* _Input data_
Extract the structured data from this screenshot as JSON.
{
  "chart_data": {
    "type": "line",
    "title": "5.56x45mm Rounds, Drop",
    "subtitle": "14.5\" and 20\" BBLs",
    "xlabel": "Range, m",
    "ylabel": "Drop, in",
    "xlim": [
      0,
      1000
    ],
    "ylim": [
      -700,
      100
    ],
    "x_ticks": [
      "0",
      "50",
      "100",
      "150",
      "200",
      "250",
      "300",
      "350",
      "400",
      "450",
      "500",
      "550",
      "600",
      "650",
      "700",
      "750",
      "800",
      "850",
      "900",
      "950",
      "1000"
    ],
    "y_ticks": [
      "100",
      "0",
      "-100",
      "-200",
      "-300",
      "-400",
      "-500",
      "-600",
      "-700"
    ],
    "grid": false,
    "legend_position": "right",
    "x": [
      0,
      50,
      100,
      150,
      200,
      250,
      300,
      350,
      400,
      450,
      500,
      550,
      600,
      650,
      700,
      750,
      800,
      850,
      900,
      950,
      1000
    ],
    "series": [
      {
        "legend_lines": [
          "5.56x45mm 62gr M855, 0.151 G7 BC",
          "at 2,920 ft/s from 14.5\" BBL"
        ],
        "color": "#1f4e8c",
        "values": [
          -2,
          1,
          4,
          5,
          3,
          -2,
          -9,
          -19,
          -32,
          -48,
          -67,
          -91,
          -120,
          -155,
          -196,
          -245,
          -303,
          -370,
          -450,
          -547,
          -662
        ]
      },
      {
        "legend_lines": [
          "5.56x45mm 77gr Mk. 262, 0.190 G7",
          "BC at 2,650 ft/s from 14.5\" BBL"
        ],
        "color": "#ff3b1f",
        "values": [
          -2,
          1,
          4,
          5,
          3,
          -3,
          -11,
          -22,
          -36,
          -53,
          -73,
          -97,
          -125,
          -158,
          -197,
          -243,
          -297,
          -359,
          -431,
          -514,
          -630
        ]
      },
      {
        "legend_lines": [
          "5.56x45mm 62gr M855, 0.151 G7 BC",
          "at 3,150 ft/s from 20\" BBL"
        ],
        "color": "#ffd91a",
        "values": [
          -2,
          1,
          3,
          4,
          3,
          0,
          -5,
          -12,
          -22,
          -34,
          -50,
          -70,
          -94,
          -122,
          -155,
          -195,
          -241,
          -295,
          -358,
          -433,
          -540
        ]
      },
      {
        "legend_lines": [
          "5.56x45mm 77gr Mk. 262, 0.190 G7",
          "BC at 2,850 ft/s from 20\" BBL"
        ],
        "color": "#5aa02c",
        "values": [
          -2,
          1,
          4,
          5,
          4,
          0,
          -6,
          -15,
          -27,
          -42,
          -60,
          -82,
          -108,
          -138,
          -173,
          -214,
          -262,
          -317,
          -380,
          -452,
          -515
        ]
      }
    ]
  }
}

--

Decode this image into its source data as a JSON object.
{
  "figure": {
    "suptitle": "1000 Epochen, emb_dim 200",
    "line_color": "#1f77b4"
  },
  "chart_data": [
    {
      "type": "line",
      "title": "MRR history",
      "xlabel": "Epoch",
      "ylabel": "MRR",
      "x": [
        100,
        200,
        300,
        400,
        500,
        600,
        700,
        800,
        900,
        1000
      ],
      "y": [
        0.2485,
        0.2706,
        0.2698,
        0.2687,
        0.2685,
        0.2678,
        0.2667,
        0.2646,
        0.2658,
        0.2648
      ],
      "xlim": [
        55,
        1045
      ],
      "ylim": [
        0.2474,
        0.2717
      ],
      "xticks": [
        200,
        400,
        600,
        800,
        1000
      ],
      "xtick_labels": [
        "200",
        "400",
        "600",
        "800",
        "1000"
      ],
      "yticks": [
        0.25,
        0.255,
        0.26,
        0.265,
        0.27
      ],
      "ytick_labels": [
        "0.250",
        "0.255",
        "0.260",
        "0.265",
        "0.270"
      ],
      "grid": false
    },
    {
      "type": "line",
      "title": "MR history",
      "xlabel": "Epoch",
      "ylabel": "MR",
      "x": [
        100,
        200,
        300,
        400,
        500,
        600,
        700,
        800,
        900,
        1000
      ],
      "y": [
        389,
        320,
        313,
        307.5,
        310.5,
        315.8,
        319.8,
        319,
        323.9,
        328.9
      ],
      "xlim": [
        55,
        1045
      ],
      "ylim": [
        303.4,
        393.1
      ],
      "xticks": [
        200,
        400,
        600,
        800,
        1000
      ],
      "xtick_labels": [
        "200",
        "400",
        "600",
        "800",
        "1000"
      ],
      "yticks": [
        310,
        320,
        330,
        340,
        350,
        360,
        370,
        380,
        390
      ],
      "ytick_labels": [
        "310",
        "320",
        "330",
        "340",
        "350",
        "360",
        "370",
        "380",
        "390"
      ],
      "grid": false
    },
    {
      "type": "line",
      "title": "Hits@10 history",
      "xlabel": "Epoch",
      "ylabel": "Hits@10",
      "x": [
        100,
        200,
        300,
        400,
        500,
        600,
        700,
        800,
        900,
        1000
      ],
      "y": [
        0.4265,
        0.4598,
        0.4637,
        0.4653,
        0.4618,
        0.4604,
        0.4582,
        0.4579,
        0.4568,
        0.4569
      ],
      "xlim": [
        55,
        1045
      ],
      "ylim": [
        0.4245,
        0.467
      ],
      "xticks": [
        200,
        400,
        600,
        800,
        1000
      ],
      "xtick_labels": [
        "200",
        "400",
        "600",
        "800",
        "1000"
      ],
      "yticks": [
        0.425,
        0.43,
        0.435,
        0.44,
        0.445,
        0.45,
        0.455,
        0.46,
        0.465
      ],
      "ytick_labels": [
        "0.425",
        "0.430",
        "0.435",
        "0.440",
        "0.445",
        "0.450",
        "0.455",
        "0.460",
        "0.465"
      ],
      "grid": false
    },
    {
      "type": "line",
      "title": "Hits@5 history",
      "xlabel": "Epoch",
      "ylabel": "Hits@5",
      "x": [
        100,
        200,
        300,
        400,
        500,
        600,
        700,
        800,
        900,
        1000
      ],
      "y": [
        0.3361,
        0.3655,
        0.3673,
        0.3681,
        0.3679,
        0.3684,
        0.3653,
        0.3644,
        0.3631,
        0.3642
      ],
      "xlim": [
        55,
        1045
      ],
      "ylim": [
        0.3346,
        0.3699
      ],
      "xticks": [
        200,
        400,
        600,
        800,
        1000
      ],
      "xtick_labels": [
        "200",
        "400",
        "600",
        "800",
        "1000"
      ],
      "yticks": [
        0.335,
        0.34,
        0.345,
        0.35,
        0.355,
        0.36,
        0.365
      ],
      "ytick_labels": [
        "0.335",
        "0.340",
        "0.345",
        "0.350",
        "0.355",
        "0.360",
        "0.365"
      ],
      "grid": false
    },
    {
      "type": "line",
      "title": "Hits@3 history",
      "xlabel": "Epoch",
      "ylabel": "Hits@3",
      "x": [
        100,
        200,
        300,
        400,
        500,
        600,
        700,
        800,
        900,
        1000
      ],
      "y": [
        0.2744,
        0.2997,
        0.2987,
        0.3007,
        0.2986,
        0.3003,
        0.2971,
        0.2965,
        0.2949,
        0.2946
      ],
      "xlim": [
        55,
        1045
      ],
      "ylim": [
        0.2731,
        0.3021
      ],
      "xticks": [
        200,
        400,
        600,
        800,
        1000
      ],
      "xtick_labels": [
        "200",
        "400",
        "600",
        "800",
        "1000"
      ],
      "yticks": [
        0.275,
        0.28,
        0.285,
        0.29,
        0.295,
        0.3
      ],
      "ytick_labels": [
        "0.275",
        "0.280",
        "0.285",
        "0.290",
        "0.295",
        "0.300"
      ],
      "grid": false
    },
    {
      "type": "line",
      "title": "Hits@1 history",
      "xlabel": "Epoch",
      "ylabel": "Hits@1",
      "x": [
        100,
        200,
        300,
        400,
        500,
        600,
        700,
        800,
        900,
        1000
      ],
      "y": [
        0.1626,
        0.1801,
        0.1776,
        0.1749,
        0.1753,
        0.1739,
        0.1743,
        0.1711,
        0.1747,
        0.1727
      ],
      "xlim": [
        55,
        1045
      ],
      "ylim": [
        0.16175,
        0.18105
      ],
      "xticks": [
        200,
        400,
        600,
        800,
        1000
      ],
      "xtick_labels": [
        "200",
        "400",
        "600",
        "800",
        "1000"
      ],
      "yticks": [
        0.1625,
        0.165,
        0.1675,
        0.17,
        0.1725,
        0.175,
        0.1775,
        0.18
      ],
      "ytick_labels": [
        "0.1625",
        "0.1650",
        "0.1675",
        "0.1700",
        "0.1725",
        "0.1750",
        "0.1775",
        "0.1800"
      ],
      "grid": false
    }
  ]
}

==

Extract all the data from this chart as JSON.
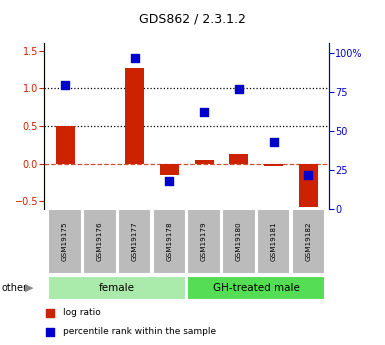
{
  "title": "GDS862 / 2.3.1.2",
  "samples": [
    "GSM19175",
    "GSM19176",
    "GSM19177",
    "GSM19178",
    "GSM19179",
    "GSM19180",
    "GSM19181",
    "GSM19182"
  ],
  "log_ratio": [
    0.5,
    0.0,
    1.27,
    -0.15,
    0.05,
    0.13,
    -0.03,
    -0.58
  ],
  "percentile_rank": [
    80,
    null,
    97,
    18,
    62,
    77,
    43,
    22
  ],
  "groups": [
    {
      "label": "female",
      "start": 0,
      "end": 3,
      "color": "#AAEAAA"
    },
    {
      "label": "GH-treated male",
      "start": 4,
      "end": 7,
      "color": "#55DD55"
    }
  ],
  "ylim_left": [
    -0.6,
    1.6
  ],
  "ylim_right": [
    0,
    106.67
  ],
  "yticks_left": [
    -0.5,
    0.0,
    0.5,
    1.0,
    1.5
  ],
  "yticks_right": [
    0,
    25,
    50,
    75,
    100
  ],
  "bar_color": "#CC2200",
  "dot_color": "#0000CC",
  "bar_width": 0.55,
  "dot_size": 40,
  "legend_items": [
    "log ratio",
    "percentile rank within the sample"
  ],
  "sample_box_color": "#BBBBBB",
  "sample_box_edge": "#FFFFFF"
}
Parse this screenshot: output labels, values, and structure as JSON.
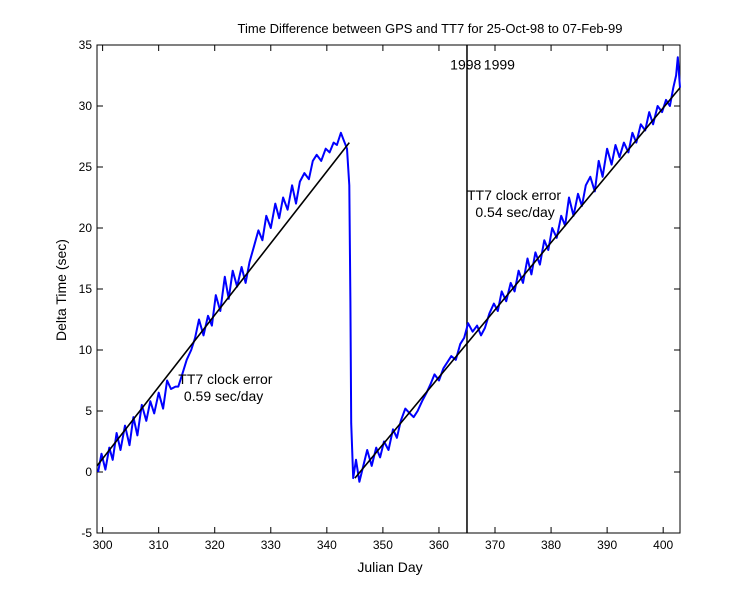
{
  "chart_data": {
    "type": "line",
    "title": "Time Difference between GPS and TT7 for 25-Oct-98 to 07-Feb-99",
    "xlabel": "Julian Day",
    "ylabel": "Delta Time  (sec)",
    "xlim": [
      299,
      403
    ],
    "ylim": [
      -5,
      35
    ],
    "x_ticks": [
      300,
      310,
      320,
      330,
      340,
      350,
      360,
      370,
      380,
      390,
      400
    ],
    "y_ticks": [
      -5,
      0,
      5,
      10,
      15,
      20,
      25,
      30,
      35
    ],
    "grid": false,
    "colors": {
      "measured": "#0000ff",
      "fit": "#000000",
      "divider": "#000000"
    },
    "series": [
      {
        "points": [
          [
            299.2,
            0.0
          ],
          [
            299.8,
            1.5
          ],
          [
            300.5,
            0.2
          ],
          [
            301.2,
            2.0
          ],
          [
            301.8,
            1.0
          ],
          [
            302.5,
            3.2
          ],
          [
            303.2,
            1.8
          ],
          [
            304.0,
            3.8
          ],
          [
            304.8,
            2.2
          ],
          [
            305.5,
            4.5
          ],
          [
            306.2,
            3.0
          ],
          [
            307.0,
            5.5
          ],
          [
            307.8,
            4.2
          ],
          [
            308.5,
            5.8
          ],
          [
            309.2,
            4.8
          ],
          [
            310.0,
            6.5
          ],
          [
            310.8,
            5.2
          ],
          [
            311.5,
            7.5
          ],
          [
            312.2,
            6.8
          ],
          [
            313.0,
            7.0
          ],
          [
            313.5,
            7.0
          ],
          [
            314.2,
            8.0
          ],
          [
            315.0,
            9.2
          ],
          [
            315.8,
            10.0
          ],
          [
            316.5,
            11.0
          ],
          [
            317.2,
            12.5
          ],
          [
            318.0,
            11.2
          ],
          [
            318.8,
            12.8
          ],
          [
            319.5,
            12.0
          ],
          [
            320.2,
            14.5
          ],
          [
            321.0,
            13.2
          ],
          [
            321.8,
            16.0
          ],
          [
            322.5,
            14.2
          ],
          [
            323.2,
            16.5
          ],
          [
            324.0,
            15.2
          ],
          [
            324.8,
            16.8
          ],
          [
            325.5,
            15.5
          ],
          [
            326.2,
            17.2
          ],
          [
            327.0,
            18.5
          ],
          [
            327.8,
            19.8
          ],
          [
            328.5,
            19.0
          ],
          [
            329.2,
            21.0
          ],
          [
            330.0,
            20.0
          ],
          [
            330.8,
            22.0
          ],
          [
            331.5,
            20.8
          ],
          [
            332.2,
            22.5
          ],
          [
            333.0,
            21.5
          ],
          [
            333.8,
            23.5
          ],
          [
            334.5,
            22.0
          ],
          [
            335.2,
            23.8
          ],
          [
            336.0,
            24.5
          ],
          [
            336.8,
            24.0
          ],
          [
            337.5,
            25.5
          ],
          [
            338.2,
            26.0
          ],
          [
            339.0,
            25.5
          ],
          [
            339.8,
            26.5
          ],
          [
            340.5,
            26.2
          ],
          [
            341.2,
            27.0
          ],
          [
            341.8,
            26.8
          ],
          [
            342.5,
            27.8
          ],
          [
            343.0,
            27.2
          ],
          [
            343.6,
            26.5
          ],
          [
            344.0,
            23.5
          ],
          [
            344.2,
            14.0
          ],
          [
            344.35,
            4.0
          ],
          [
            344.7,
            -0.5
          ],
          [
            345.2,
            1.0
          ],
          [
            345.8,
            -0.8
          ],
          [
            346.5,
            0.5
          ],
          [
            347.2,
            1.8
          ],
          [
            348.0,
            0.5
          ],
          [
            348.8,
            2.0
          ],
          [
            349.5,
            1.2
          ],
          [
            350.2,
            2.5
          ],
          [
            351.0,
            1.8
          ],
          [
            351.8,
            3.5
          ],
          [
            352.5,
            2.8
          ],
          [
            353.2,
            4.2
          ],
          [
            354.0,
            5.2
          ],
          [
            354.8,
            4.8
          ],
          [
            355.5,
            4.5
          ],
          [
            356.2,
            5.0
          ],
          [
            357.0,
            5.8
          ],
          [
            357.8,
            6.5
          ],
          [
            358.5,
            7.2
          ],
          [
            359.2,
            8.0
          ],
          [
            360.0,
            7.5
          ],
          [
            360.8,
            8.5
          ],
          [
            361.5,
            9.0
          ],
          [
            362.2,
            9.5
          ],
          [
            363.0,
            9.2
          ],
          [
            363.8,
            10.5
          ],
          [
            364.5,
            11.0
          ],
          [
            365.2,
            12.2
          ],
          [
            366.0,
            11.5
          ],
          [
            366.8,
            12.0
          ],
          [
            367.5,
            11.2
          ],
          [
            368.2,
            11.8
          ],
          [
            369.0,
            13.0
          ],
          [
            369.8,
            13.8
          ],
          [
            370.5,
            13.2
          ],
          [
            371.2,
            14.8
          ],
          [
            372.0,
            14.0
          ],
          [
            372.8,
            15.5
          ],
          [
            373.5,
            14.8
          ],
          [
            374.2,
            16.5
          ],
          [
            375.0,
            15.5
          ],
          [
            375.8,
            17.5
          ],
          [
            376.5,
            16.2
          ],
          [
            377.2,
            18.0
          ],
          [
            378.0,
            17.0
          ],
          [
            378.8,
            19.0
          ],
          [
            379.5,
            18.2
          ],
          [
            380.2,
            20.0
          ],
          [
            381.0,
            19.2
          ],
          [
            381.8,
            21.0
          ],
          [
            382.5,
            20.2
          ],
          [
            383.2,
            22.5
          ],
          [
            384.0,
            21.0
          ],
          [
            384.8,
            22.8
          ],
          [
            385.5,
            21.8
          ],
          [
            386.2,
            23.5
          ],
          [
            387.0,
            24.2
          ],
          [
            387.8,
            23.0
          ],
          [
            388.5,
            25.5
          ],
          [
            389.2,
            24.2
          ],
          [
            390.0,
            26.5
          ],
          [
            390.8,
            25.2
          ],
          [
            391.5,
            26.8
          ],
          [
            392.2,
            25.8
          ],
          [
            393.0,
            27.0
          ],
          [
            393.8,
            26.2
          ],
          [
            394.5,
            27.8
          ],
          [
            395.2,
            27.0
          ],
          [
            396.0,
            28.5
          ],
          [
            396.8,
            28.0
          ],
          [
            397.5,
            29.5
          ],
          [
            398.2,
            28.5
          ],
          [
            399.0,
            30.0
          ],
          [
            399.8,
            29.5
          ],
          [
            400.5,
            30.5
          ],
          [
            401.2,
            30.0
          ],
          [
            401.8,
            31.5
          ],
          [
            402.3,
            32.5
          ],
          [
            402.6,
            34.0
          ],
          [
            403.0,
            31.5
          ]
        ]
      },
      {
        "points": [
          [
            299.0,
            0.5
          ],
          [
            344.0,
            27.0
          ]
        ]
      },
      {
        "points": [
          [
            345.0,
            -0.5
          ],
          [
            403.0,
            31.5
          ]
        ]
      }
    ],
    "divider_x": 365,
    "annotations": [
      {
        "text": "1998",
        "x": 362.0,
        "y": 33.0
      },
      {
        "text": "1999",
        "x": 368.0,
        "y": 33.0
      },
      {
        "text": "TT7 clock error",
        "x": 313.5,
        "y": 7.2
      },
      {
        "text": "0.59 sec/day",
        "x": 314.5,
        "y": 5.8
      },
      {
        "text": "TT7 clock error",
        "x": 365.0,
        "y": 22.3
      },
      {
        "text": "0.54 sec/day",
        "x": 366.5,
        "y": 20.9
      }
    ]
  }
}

* _Written request_
State how many lines of the listing include the word "Hits". Reply with the number alone.

* _Reply_
8